**What this task involves**
Report every line below that holds the word "бурые".

**Material supplied**
◆ ◆ ◆ ◆ ◆
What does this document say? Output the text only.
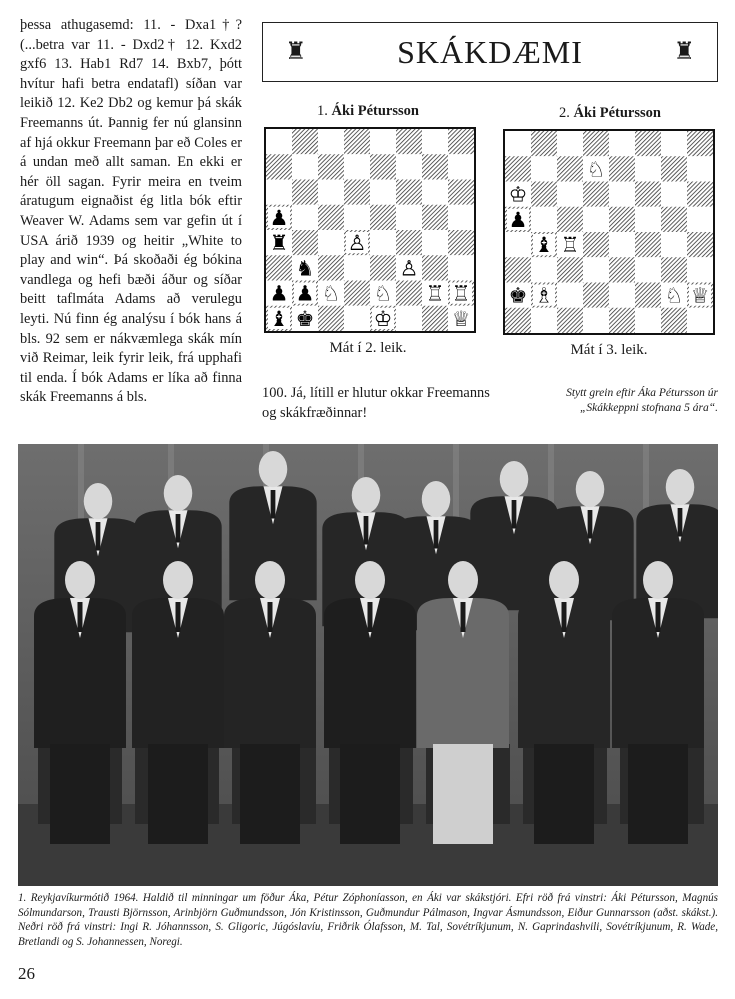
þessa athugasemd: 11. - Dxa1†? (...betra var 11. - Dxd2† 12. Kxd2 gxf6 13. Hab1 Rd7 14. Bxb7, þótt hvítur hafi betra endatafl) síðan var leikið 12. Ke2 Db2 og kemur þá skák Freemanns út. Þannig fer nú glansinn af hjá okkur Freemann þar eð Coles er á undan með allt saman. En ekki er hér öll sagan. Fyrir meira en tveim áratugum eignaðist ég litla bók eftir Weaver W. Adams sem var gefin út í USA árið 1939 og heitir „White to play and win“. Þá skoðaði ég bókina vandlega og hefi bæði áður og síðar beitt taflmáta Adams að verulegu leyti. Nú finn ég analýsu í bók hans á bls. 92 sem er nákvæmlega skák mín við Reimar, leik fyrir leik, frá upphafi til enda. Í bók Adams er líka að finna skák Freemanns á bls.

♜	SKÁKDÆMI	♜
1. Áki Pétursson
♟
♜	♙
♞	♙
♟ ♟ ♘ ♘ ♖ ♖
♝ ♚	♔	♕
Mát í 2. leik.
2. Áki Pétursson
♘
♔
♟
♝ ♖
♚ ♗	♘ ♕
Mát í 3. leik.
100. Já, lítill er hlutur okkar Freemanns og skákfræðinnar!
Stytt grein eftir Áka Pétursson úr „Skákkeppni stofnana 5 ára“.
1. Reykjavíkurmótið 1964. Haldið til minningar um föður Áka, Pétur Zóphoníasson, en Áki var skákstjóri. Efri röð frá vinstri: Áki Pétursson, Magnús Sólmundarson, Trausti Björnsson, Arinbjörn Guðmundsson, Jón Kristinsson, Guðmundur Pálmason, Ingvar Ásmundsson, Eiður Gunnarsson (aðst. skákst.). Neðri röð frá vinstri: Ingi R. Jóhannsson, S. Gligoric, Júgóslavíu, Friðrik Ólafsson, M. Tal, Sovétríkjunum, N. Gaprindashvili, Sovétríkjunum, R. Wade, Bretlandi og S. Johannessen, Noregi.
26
◆ ◆ ◆ ◆ ◆
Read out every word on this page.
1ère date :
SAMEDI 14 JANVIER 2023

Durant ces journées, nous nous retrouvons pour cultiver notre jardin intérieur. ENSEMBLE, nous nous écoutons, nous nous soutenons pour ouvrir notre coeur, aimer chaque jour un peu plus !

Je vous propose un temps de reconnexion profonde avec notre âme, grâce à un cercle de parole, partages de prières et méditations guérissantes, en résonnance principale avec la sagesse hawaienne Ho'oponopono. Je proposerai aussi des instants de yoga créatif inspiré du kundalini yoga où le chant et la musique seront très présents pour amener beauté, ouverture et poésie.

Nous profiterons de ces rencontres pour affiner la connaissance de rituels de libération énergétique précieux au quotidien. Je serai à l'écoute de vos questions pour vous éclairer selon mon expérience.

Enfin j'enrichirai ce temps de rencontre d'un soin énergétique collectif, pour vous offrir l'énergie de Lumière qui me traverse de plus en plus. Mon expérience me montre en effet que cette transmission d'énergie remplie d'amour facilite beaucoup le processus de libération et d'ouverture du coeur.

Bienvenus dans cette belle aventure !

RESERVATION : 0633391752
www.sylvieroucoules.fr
◆ ◆ ◆ ◆ ◆
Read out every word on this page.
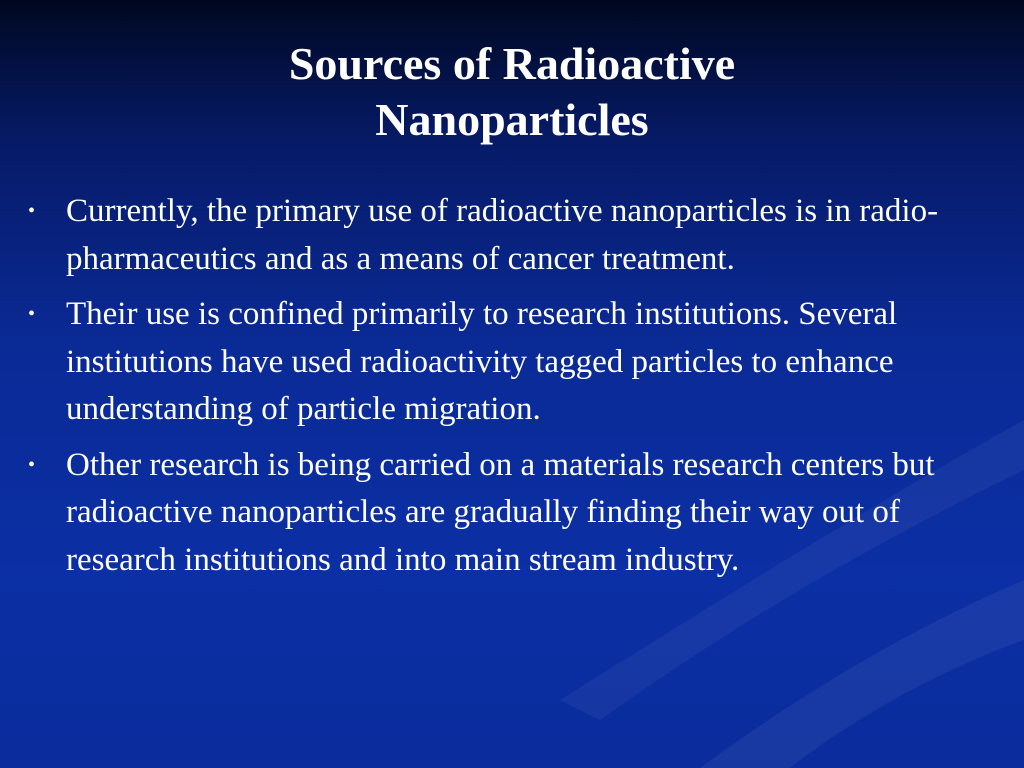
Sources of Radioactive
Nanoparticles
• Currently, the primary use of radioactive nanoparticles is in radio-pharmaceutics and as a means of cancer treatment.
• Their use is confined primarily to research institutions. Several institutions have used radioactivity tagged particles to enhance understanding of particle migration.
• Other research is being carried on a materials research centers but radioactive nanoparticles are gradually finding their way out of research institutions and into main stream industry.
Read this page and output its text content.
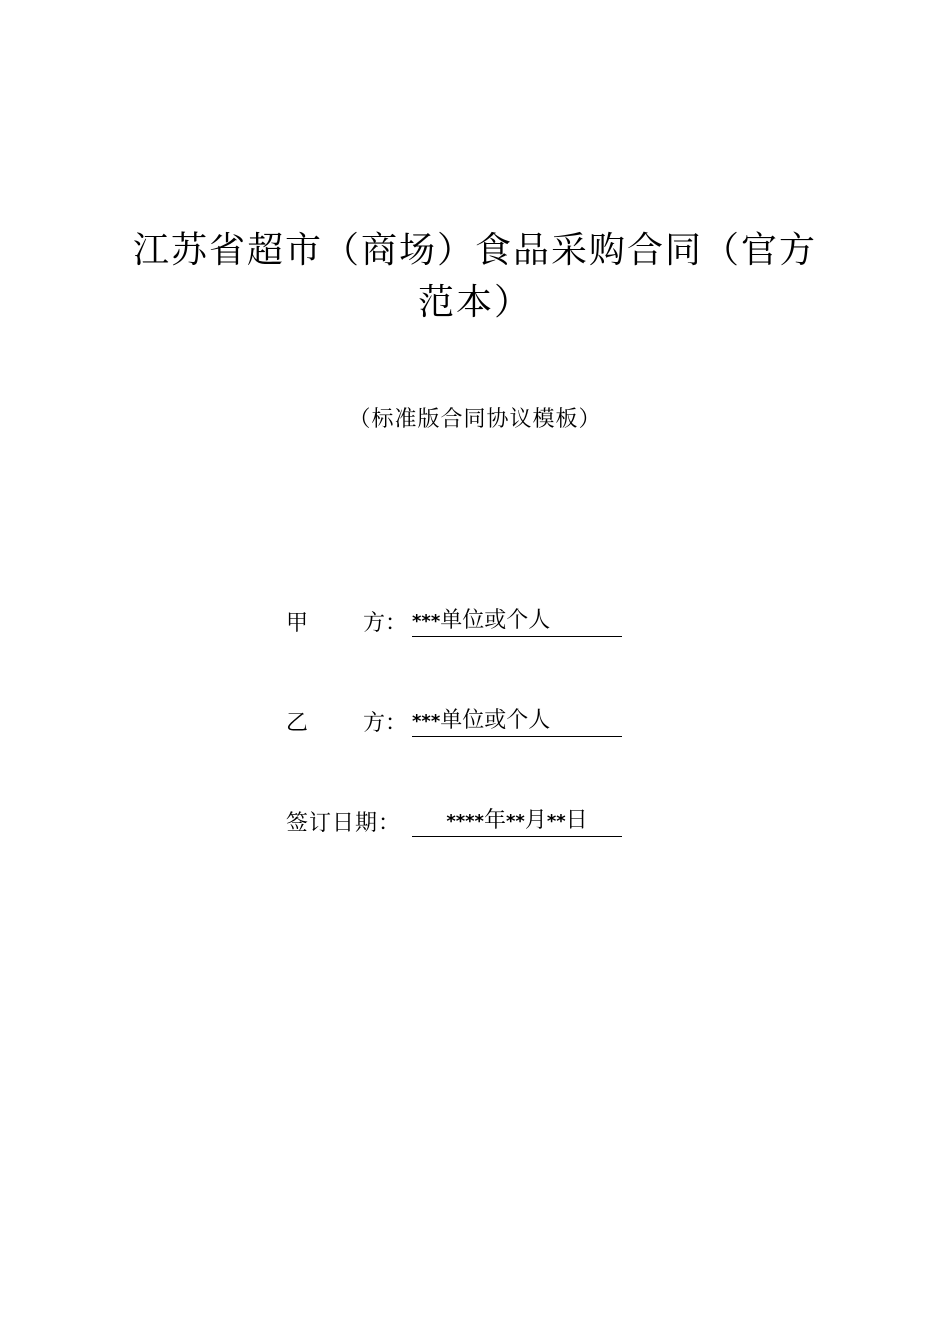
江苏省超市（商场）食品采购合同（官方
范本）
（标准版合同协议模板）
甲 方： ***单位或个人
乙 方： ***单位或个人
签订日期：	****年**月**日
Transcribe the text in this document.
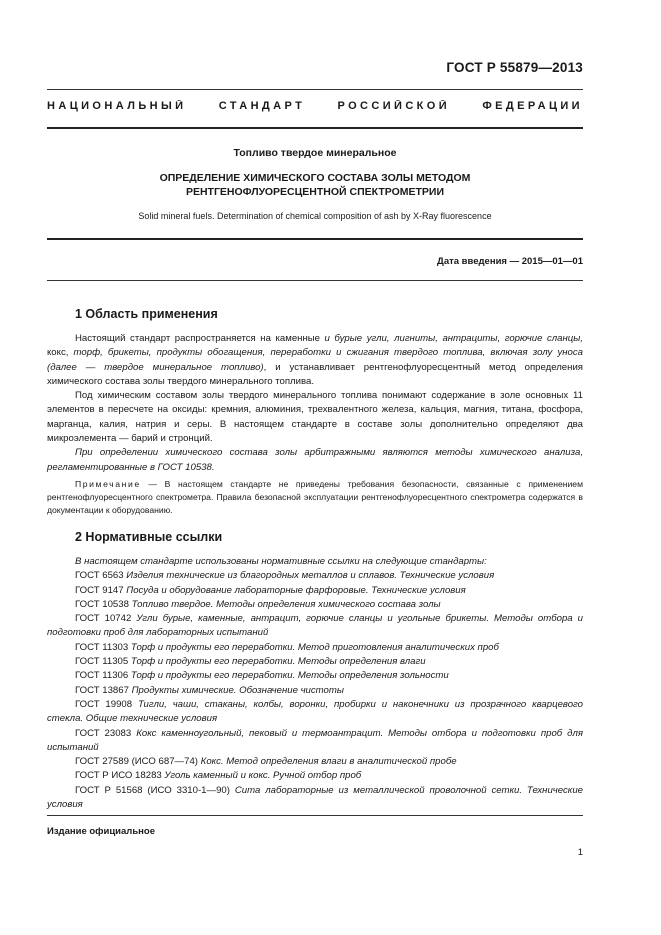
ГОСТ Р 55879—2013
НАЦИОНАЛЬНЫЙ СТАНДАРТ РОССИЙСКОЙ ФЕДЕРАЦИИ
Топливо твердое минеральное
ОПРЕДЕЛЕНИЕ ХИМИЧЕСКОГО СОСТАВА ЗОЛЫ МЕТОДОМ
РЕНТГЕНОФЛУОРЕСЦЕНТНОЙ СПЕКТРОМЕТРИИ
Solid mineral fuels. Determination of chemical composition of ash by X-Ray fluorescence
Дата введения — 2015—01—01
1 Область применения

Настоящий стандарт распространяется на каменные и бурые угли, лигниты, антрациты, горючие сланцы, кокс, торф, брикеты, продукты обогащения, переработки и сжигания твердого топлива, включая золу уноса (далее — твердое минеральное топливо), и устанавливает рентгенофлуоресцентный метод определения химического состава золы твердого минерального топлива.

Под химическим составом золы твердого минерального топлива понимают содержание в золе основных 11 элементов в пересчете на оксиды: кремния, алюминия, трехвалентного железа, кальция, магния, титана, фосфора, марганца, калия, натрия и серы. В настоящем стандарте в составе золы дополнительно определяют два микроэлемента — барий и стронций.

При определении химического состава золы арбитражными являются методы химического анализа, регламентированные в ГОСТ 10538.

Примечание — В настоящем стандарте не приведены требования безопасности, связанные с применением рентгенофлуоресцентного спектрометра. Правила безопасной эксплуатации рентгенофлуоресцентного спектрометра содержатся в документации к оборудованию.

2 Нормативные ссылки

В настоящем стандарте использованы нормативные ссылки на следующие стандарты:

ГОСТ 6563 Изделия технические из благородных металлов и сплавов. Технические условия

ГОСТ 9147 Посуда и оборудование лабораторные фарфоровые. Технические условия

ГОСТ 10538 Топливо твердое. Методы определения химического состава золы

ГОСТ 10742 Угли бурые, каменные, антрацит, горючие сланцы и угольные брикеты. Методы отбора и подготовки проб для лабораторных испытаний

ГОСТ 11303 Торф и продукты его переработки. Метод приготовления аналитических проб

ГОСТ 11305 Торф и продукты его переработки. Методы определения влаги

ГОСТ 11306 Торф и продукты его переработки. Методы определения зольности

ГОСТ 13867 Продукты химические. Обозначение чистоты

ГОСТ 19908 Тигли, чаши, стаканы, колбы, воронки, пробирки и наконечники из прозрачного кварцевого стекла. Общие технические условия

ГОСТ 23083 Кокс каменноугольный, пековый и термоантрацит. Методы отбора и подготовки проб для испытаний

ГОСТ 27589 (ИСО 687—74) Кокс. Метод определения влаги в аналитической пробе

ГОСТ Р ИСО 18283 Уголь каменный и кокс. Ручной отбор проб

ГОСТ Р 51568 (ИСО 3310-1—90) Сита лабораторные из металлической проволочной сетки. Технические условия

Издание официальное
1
◆ ◆ ◆ ◆ ◆
**Solution below**
Настоящий стандарт распространяется на каменные и бурые угли, лигниты, антрациты, горючие сланцы, кокс, торф, брикеты, продукты обогащения, переработки и сжигания твердого топлива, включая золу уноса (далее — твердое минеральное топливо), и устанавливает рентгенофлуоресцентный метод определения химического состава золы твердого минерального топлива.
ГОСТ 10742 Угли бурые, каменные, антрацит, горючие сланцы и угольные брикеты. Методы отбора и подготовки проб для лабораторных испытаний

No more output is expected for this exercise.